Set down the material once more, exactly as it appears.

## DATA ROWS
* begin *

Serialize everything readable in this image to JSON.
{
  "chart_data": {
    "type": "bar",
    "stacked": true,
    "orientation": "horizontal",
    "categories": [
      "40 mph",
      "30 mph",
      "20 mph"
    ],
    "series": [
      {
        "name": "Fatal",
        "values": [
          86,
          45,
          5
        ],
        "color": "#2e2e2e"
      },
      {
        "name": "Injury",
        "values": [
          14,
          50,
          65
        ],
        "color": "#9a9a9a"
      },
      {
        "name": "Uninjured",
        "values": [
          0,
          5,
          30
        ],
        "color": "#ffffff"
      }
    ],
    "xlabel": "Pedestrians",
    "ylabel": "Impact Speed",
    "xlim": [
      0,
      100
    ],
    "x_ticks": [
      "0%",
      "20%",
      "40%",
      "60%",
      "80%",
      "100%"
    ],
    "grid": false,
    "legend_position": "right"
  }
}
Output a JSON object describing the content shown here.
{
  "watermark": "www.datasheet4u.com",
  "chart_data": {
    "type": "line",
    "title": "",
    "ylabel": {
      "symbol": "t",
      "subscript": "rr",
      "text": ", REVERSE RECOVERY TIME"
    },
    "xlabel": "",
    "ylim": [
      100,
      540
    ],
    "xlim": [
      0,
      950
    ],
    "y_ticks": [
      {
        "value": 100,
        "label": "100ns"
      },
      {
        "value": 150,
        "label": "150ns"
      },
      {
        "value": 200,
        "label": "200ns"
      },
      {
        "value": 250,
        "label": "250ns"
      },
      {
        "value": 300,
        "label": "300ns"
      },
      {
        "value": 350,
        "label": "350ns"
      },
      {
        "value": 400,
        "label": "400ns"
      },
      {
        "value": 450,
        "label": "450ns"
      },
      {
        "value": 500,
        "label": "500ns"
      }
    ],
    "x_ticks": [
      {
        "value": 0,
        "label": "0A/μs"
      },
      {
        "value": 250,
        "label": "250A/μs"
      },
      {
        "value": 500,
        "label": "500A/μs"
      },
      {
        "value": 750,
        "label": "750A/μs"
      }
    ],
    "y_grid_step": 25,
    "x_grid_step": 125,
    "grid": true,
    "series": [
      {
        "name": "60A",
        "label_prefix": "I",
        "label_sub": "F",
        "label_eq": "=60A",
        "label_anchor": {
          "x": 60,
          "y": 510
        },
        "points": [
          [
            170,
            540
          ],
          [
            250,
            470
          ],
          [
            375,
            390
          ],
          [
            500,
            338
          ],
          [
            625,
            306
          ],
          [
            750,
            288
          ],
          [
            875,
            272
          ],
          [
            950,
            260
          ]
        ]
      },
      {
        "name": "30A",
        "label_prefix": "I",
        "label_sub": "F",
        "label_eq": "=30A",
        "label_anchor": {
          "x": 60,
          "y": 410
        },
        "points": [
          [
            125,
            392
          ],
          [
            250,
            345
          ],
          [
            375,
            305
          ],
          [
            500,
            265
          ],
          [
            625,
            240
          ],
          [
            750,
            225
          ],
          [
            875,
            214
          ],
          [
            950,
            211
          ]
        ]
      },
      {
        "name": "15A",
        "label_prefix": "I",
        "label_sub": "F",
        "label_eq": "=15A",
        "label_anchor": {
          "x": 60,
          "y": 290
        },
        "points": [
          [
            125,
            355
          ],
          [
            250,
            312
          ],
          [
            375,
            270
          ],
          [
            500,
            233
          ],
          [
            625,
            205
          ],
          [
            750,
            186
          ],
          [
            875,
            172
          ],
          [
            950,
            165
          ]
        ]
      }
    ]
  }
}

* end *

## TASK OUTPUT
Serialize everything readable in this image to JSON.
{
  "chart_data": {
    "type": "bar",
    "stacked": true,
    "orientation": "horizontal",
    "categories": [
      "40 mph",
      "30 mph",
      "20 mph"
    ],
    "series": [
      {
        "name": "Fatal",
        "values": [
          86,
          45,
          5
        ],
        "color": "#2e2e2e"
      },
      {
        "name": "Injury",
        "values": [
          14,
          50,
          65
        ],
        "color": "#9a9a9a"
      },
      {
        "name": "Uninjured",
        "values": [
          0,
          5,
          30
        ],
        "color": "#ffffff"
      }
    ],
    "xlabel": "Pedestrians",
    "ylabel": "Impact Speed",
    "xlim": [
      0,
      100
    ],
    "x_ticks": [
      "0%",
      "20%",
      "40%",
      "60%",
      "80%",
      "100%"
    ],
    "grid": false,
    "legend_position": "right"
  }
}
Output a JSON object describing the content shown here.
{
  "watermark": "www.datasheet4u.com",
  "chart_data": {
    "type": "line",
    "title": "",
    "ylabel": {
      "symbol": "t",
      "subscript": "rr",
      "text": ", REVERSE RECOVERY TIME"
    },
    "xlabel": "",
    "ylim": [
      100,
      540
    ],
    "xlim": [
      0,
      950
    ],
    "y_ticks": [
      {
        "value": 100,
        "label": "100ns"
      },
      {
        "value": 150,
        "label": "150ns"
      },
      {
        "value": 200,
        "label": "200ns"
      },
      {
        "value": 250,
        "label": "250ns"
      },
      {
        "value": 300,
        "label": "300ns"
      },
      {
        "value": 350,
        "label": "350ns"
      },
      {
        "value": 400,
        "label": "400ns"
      },
      {
        "value": 450,
        "label": "450ns"
      },
      {
        "value": 500,
        "label": "500ns"
      }
    ],
    "x_ticks": [
      {
        "value": 0,
        "label": "0A/μs"
      },
      {
        "value": 250,
        "label": "250A/μs"
      },
      {
        "value": 500,
        "label": "500A/μs"
      },
      {
        "value": 750,
        "label": "750A/μs"
      }
    ],
    "y_grid_step": 25,
    "x_grid_step": 125,
    "grid": true,
    "series": [
      {
        "name": "60A",
        "label_prefix": "I",
        "label_sub": "F",
        "label_eq": "=60A",
        "label_anchor": {
          "x": 60,
          "y": 510
        },
        "points": [
          [
            170,
            540
          ],
          [
            250,
            470
          ],
          [
            375,
            390
          ],
          [
            500,
            338
          ],
          [
            625,
            306
          ],
          [
            750,
            288
          ],
          [
            875,
            272
          ],
          [
            950,
            260
          ]
        ]
      },
      {
        "name": "30A",
        "label_prefix": "I",
        "label_sub": "F",
        "label_eq": "=30A",
        "label_anchor": {
          "x": 60,
          "y": 410
        },
        "points": [
          [
            125,
            392
          ],
          [
            250,
            345
          ],
          [
            375,
            305
          ],
          [
            500,
            265
          ],
          [
            625,
            240
          ],
          [
            750,
            225
          ],
          [
            875,
            214
          ],
          [
            950,
            211
          ]
        ]
      },
      {
        "name": "15A",
        "label_prefix": "I",
        "label_sub": "F",
        "label_eq": "=15A",
        "label_anchor": {
          "x": 60,
          "y": 290
        },
        "points": [
          [
            125,
            355
          ],
          [
            250,
            312
          ],
          [
            375,
            270
          ],
          [
            500,
            233
          ],
          [
            625,
            205
          ],
          [
            750,
            186
          ],
          [
            875,
            172
          ],
          [
            950,
            165
          ]
        ]
      }
    ]
  }
}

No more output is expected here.